### SHORT PROBLEM:
Output the material beneath this task exactly, images excluded.

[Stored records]
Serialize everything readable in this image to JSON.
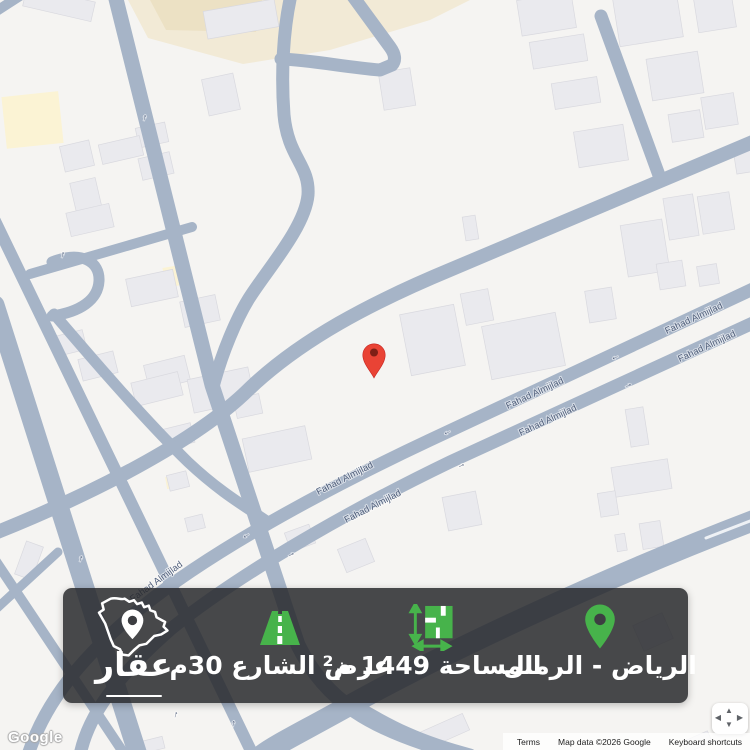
{
  "map": {
    "street_label": "Fahad Almijlad",
    "street_labels_upper": [
      {
        "x": 695,
        "y": 321,
        "r": -25
      },
      {
        "x": 536,
        "y": 396,
        "r": -25
      },
      {
        "x": 346,
        "y": 481,
        "r": -27
      },
      {
        "x": 158,
        "y": 584,
        "r": -36
      }
    ],
    "street_labels_lower": [
      {
        "x": 708,
        "y": 349,
        "r": -25
      },
      {
        "x": 549,
        "y": 423,
        "r": -25
      },
      {
        "x": 374,
        "y": 509,
        "r": -27
      }
    ],
    "street_arrows": [
      {
        "x": 616,
        "y": 359,
        "r": -25,
        "t": "←"
      },
      {
        "x": 448,
        "y": 434,
        "r": -26,
        "t": "←"
      },
      {
        "x": 247,
        "y": 537,
        "r": -31,
        "t": "←"
      },
      {
        "x": 629,
        "y": 387,
        "r": -25,
        "t": "→"
      },
      {
        "x": 462,
        "y": 467,
        "r": -26,
        "t": "→"
      },
      {
        "x": 292,
        "y": 556,
        "r": -28,
        "t": "→"
      },
      {
        "x": 62,
        "y": 257,
        "r": 14,
        "t": "↑"
      },
      {
        "x": 80,
        "y": 561,
        "r": 17,
        "t": "↑"
      },
      {
        "x": 175,
        "y": 717,
        "r": 17,
        "t": "↑"
      },
      {
        "x": 233,
        "y": 726,
        "r": 10,
        "t": "↑"
      },
      {
        "x": 144,
        "y": 120,
        "r": 14,
        "t": "↑"
      }
    ],
    "marker": {
      "x": 374,
      "y": 378,
      "color": "#E94335",
      "center_color": "#7E1F16"
    },
    "colors": {
      "land": "#f5f4f2",
      "road": "#a6b4c7",
      "building": "#eaeaee",
      "building_edge": "#d9d9df",
      "beige": "#f2ead6",
      "beige_dark": "#ece1c4",
      "cream": "#fbf3d4",
      "label": "#51607c"
    }
  },
  "banner": {
    "background": "rgba(40,41,45,0.85)",
    "accent_color": "#47B34B",
    "logo": {
      "label": "عقار",
      "icon": "saudi-map-pin-icon"
    },
    "street_width": {
      "label": "عرض الشارع 30م",
      "icon": "road-icon"
    },
    "area": {
      "label": "المساحة 1449 م²",
      "icon": "dimensions-icon"
    },
    "location": {
      "label": "الرياض - الرمال",
      "icon": "location-pin-icon"
    }
  },
  "attribution": {
    "google_logo": "Google",
    "terms": "Terms",
    "map_data": "Map data ©2026 Google",
    "keyboard_shortcuts": "Keyboard shortcuts"
  },
  "pan_control": {
    "up": "▲",
    "down": "▼",
    "left": "◀",
    "right": "▶"
  }
}
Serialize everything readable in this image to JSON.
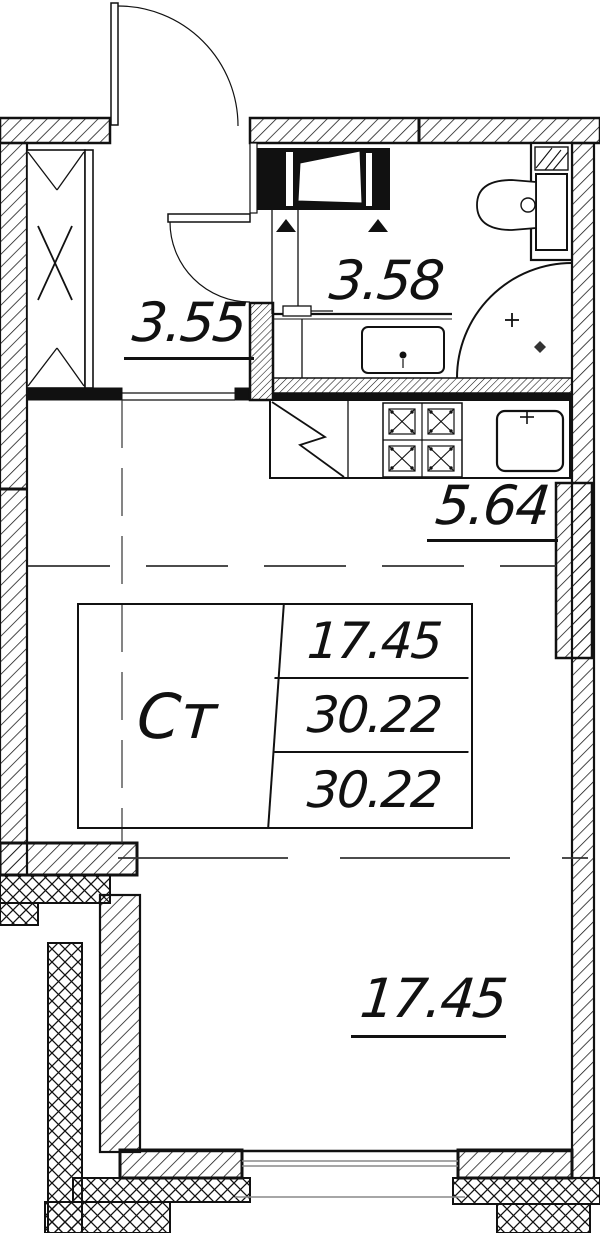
{
  "stamp": {
    "type_label": "Ст",
    "rows": [
      "17.45",
      "30.22",
      "30.22"
    ]
  },
  "rooms": {
    "hallway": {
      "area": "3.55"
    },
    "bathroom": {
      "area": "3.58"
    },
    "kitchen": {
      "area": "5.64"
    },
    "living": {
      "area": "17.45"
    }
  },
  "colors": {
    "line": "#111111",
    "glazing": "#888888",
    "bg": "#ffffff"
  }
}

### RESULT BELOW:
Serialize everything readable in this image to JSON.
{
  "map": {
    "street_label": "Fahad Almijlad",
    "street_labels_upper": [
      {
        "x": 695,
        "y": 321,
        "r": -25
      },
      {
        "x": 536,
        "y": 396,
        "r": -25
      },
      {
        "x": 346,
        "y": 481,
        "r": -27
      },
      {
        "x": 158,
        "y": 584,
        "r": -36
      }
    ],
    "street_labels_lower": [
      {
        "x": 708,
        "y": 349,
        "r": -25
      },
      {
        "x": 549,
        "y": 423,
        "r": -25
      },
      {
        "x": 374,
        "y": 509,
        "r": -27
      }
    ],
    "street_arrows": [
      {
        "x": 616,
        "y": 359,
        "r": -25,
        "t": "←"
      },
      {
        "x": 448,
        "y": 434,
        "r": -26,
        "t": "←"
      },
      {
        "x": 247,
        "y": 537,
        "r": -31,
        "t": "←"
      },
      {
        "x": 629,
        "y": 387,
        "r": -25,
        "t": "→"
      },
      {
        "x": 462,
        "y": 467,
        "r": -26,
        "t": "→"
      },
      {
        "x": 292,
        "y": 556,
        "r": -28,
        "t": "→"
      },
      {
        "x": 62,
        "y": 257,
        "r": 14,
        "t": "↑"
      },
      {
        "x": 80,
        "y": 561,
        "r": 17,
        "t": "↑"
      },
      {
        "x": 175,
        "y": 717,
        "r": 17,
        "t": "↑"
      },
      {
        "x": 233,
        "y": 726,
        "r": 10,
        "t": "↑"
      },
      {
        "x": 144,
        "y": 120,
        "r": 14,
        "t": "↑"
      }
    ],
    "marker": {
      "x": 374,
      "y": 378,
      "color": "#E94335",
      "center_color": "#7E1F16"
    },
    "colors": {
      "land": "#f5f4f2",
      "road": "#a6b4c7",
      "building": "#eaeaee",
      "building_edge": "#d9d9df",
      "beige": "#f2ead6",
      "beige_dark": "#ece1c4",
      "cream": "#fbf3d4",
      "label": "#51607c"
    }
  },
  "banner": {
    "background": "rgba(40,41,45,0.85)",
    "accent_color": "#47B34B",
    "logo": {
      "label": "عقار",
      "icon": "saudi-map-pin-icon"
    },
    "street_width": {
      "label": "عرض الشارع 30م",
      "icon": "road-icon"
    },
    "area": {
      "label": "المساحة 1449 م²",
      "icon": "dimensions-icon"
    },
    "location": {
      "label": "الرياض - الرمال",
      "icon": "location-pin-icon"
    }
  },
  "attribution": {
    "google_logo": "Google",
    "terms": "Terms",
    "map_data": "Map data ©2026 Google",
    "keyboard_shortcuts": "Keyboard shortcuts"
  },
  "pan_control": {
    "up": "▲",
    "down": "▼",
    "left": "◀",
    "right": "▶"
  }
}
Serialize everything readable in this image to JSON.
{
  "stamp": {
    "type_label": "Ст",
    "rows": [
      "17.45",
      "30.22",
      "30.22"
    ]
  },
  "rooms": {
    "hallway": {
      "area": "3.55"
    },
    "bathroom": {
      "area": "3.58"
    },
    "kitchen": {
      "area": "5.64"
    },
    "living": {
      "area": "17.45"
    }
  },
  "colors": {
    "line": "#111111",
    "glazing": "#888888",
    "bg": "#ffffff"
  }
}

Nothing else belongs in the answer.